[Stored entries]
— Begin —

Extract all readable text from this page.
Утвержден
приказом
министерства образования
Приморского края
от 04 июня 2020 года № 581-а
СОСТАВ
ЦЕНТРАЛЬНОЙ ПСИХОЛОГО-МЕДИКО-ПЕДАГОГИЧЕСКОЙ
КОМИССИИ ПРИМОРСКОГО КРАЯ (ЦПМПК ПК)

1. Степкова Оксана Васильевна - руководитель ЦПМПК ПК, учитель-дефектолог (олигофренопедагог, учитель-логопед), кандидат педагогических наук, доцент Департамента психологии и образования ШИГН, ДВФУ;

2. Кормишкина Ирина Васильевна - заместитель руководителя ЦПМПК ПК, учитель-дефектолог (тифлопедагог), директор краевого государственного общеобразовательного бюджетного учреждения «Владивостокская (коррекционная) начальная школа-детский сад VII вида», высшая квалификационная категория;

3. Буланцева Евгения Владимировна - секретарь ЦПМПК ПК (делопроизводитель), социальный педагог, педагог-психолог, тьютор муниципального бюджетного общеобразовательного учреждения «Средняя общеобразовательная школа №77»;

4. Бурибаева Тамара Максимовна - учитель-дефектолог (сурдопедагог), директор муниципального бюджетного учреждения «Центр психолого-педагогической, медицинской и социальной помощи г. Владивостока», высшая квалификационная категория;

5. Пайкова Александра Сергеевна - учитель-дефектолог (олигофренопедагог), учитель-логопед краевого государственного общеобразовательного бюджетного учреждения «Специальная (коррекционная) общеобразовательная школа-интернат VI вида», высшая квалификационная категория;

— End —

§ AIM OF THE EXERCISE:
Pull out all lines from the listing that contain the string "высшая".

§ FINISHED EXERCISE:
2. Кормишкина Ирина Васильевна - заместитель руководителя ЦПМПК ПК, учитель-дефектолог (тифлопедагог), директор краевого государственного общеобразовательного бюджетного учреждения «Владивостокская (коррекционная) начальная школа-детский сад VII вида», высшая квалификационная категория;
4. Бурибаева Тамара Максимовна - учитель-дефектолог (сурдопедагог), директор муниципального бюджетного учреждения «Центр психолого-педагогической, медицинской и социальной помощи г. Владивостока», высшая квалификационная категория;
5. Пайкова Александра Сергеевна - учитель-дефектолог (олигофренопедагог), учитель-логопед краевого государственного общеобразовательного бюджетного учреждения «Специальная (коррекционная) общеобразовательная школа-интернат VI вида», высшая квалификационная категория;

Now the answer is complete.